§ THE PROBLEM
Every record below is to be retyped exactly.

━━ LISTING ━━

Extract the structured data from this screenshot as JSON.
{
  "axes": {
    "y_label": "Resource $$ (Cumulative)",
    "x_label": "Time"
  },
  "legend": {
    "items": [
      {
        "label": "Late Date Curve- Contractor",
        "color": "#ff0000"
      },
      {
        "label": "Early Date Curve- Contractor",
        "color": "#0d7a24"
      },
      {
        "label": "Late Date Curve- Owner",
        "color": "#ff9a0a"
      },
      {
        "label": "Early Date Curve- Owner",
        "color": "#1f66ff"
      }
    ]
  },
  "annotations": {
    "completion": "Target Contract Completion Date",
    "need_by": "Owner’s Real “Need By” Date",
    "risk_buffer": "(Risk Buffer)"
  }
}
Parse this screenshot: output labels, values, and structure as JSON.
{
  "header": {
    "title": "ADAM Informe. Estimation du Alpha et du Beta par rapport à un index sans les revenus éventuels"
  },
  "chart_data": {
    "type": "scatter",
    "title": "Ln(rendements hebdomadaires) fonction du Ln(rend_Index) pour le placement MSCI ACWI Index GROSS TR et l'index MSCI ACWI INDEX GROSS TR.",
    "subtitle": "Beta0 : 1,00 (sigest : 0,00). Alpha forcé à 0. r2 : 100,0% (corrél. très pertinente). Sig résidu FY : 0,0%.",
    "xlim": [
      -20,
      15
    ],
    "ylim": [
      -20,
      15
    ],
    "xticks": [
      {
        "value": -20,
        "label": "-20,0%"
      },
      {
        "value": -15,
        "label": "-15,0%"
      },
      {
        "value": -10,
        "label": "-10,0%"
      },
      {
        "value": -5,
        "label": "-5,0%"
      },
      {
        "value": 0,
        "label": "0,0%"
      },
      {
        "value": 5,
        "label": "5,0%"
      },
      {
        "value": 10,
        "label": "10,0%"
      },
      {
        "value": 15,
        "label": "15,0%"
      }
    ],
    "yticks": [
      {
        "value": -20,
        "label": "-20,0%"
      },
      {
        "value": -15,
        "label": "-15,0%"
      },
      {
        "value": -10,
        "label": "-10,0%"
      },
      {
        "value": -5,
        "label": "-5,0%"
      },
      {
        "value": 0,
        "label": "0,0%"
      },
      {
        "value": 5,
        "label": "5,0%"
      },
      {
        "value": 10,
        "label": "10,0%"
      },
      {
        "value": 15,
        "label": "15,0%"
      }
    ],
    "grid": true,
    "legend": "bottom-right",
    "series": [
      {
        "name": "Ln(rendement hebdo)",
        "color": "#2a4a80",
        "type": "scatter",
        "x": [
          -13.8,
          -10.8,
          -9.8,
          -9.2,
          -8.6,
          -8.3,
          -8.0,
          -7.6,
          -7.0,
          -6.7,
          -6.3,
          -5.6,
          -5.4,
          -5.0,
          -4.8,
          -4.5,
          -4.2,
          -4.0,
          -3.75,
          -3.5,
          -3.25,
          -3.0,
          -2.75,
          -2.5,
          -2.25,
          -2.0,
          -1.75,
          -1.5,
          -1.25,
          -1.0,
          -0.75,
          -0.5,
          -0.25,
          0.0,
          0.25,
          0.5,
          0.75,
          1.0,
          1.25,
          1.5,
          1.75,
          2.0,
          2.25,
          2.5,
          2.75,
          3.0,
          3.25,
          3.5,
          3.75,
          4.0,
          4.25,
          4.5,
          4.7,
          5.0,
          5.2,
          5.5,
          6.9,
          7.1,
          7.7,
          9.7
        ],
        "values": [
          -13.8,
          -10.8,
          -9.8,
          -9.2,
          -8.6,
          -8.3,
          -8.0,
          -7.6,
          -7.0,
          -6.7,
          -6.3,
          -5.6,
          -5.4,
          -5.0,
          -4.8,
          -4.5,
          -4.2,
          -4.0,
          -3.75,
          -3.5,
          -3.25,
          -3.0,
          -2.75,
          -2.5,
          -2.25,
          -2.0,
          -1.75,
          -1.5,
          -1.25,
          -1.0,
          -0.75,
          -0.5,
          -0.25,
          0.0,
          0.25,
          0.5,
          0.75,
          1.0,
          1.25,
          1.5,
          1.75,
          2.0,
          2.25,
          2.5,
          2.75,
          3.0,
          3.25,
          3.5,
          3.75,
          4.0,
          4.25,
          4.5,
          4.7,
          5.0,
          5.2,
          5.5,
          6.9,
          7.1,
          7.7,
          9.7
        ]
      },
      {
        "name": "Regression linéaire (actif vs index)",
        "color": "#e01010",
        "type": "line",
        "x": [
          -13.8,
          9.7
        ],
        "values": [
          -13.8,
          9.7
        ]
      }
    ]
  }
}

━━━

§ FINAL RESULT
Extract the structured data from this screenshot as JSON.
{
  "axes": {
    "y_label": "Resource $$ (Cumulative)",
    "x_label": "Time"
  },
  "legend": {
    "items": [
      {
        "label": "Late Date Curve- Contractor",
        "color": "#ff0000"
      },
      {
        "label": "Early Date Curve- Contractor",
        "color": "#0d7a24"
      },
      {
        "label": "Late Date Curve- Owner",
        "color": "#ff9a0a"
      },
      {
        "label": "Early Date Curve- Owner",
        "color": "#1f66ff"
      }
    ]
  },
  "annotations": {
    "completion": "Target Contract Completion Date",
    "need_by": "Owner’s Real “Need By” Date",
    "risk_buffer": "(Risk Buffer)"
  }
}
Parse this screenshot: output labels, values, and structure as JSON.
{
  "header": {
    "title": "ADAM Informe. Estimation du Alpha et du Beta par rapport à un index sans les revenus éventuels"
  },
  "chart_data": {
    "type": "scatter",
    "title": "Ln(rendements hebdomadaires) fonction du Ln(rend_Index) pour le placement MSCI ACWI Index GROSS TR et l'index MSCI ACWI INDEX GROSS TR.",
    "subtitle": "Beta0 : 1,00 (sigest : 0,00). Alpha forcé à 0. r2 : 100,0% (corrél. très pertinente). Sig résidu FY : 0,0%.",
    "xlim": [
      -20,
      15
    ],
    "ylim": [
      -20,
      15
    ],
    "xticks": [
      {
        "value": -20,
        "label": "-20,0%"
      },
      {
        "value": -15,
        "label": "-15,0%"
      },
      {
        "value": -10,
        "label": "-10,0%"
      },
      {
        "value": -5,
        "label": "-5,0%"
      },
      {
        "value": 0,
        "label": "0,0%"
      },
      {
        "value": 5,
        "label": "5,0%"
      },
      {
        "value": 10,
        "label": "10,0%"
      },
      {
        "value": 15,
        "label": "15,0%"
      }
    ],
    "yticks": [
      {
        "value": -20,
        "label": "-20,0%"
      },
      {
        "value": -15,
        "label": "-15,0%"
      },
      {
        "value": -10,
        "label": "-10,0%"
      },
      {
        "value": -5,
        "label": "-5,0%"
      },
      {
        "value": 0,
        "label": "0,0%"
      },
      {
        "value": 5,
        "label": "5,0%"
      },
      {
        "value": 10,
        "label": "10,0%"
      },
      {
        "value": 15,
        "label": "15,0%"
      }
    ],
    "grid": true,
    "legend": "bottom-right",
    "series": [
      {
        "name": "Ln(rendement hebdo)",
        "color": "#2a4a80",
        "type": "scatter",
        "x": [
          -13.8,
          -10.8,
          -9.8,
          -9.2,
          -8.6,
          -8.3,
          -8.0,
          -7.6,
          -7.0,
          -6.7,
          -6.3,
          -5.6,
          -5.4,
          -5.0,
          -4.8,
          -4.5,
          -4.2,
          -4.0,
          -3.75,
          -3.5,
          -3.25,
          -3.0,
          -2.75,
          -2.5,
          -2.25,
          -2.0,
          -1.75,
          -1.5,
          -1.25,
          -1.0,
          -0.75,
          -0.5,
          -0.25,
          0.0,
          0.25,
          0.5,
          0.75,
          1.0,
          1.25,
          1.5,
          1.75,
          2.0,
          2.25,
          2.5,
          2.75,
          3.0,
          3.25,
          3.5,
          3.75,
          4.0,
          4.25,
          4.5,
          4.7,
          5.0,
          5.2,
          5.5,
          6.9,
          7.1,
          7.7,
          9.7
        ],
        "values": [
          -13.8,
          -10.8,
          -9.8,
          -9.2,
          -8.6,
          -8.3,
          -8.0,
          -7.6,
          -7.0,
          -6.7,
          -6.3,
          -5.6,
          -5.4,
          -5.0,
          -4.8,
          -4.5,
          -4.2,
          -4.0,
          -3.75,
          -3.5,
          -3.25,
          -3.0,
          -2.75,
          -2.5,
          -2.25,
          -2.0,
          -1.75,
          -1.5,
          -1.25,
          -1.0,
          -0.75,
          -0.5,
          -0.25,
          0.0,
          0.25,
          0.5,
          0.75,
          1.0,
          1.25,
          1.5,
          1.75,
          2.0,
          2.25,
          2.5,
          2.75,
          3.0,
          3.25,
          3.5,
          3.75,
          4.0,
          4.25,
          4.5,
          4.7,
          5.0,
          5.2,
          5.5,
          6.9,
          7.1,
          7.7,
          9.7
        ]
      },
      {
        "name": "Regression linéaire (actif vs index)",
        "color": "#e01010",
        "type": "line",
        "x": [
          -13.8,
          9.7
        ],
        "values": [
          -13.8,
          9.7
        ]
      }
    ]
  }
}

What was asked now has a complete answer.